* start Available records *

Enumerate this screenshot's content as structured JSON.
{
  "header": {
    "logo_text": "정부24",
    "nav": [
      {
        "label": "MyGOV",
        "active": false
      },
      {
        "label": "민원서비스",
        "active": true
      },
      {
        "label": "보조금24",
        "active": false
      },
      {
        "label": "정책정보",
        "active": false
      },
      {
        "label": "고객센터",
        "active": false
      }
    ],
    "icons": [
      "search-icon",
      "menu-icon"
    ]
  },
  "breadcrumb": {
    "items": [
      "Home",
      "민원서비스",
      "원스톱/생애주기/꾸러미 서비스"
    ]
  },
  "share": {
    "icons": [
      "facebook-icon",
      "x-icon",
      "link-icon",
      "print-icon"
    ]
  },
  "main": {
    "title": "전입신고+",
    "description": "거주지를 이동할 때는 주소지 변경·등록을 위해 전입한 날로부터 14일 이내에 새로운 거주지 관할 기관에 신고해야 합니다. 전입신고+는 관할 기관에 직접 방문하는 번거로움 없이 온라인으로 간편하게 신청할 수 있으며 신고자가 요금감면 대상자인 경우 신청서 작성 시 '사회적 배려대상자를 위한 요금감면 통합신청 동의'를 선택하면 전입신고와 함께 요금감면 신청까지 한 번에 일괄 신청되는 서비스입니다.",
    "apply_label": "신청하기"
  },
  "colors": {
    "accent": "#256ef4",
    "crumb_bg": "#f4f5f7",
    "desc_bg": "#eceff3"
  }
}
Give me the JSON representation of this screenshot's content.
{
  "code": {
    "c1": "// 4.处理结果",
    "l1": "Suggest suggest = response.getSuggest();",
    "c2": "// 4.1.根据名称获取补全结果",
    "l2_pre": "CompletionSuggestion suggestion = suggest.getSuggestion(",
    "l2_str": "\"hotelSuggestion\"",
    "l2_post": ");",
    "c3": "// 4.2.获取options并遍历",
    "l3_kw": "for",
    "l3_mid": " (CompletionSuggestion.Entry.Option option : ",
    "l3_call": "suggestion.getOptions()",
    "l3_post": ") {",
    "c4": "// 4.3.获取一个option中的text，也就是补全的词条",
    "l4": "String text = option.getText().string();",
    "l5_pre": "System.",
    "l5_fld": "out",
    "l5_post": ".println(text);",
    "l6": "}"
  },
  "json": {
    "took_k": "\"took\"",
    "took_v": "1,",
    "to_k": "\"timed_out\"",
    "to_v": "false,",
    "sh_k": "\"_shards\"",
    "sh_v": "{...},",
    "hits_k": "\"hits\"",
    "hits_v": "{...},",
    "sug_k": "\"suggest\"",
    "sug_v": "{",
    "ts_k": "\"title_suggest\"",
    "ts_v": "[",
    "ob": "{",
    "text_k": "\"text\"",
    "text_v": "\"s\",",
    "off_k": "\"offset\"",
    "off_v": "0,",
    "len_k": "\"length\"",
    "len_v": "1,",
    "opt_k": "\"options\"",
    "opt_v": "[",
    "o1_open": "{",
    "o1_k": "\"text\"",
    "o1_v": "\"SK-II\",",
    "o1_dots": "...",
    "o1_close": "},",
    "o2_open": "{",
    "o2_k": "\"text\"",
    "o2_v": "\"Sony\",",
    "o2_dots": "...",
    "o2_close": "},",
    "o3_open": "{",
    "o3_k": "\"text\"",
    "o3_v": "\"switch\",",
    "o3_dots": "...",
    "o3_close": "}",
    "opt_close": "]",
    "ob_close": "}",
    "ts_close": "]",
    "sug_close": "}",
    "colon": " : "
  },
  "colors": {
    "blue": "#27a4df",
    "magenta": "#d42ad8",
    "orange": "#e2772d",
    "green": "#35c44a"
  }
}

* end Available records *

• **Set exercise**: Go through the material line by line. Show each line that contains the string "전입신고".

• **Result of the task**:
    "title": "전입신고+",
    "description": "거주지를 이동할 때는 주소지 변경·등록을 위해 전입한 날로부터 14일 이내에 새로운 거주지 관할 기관에 신고해야 합니다. 전입신고+는 관할 기관에 직접 방문하는 번거로움 없이 온라인으로 간편하게 신청할 수 있으며 신고자가 요금감면 대상자인 경우 신청서 작성 시 '사회적 배려대상자를 위한 요금감면 통합신청 동의'를 선택하면 전입신고와 함께 요금감면 신청까지 한 번에 일괄 신청되는 서비스입니다.",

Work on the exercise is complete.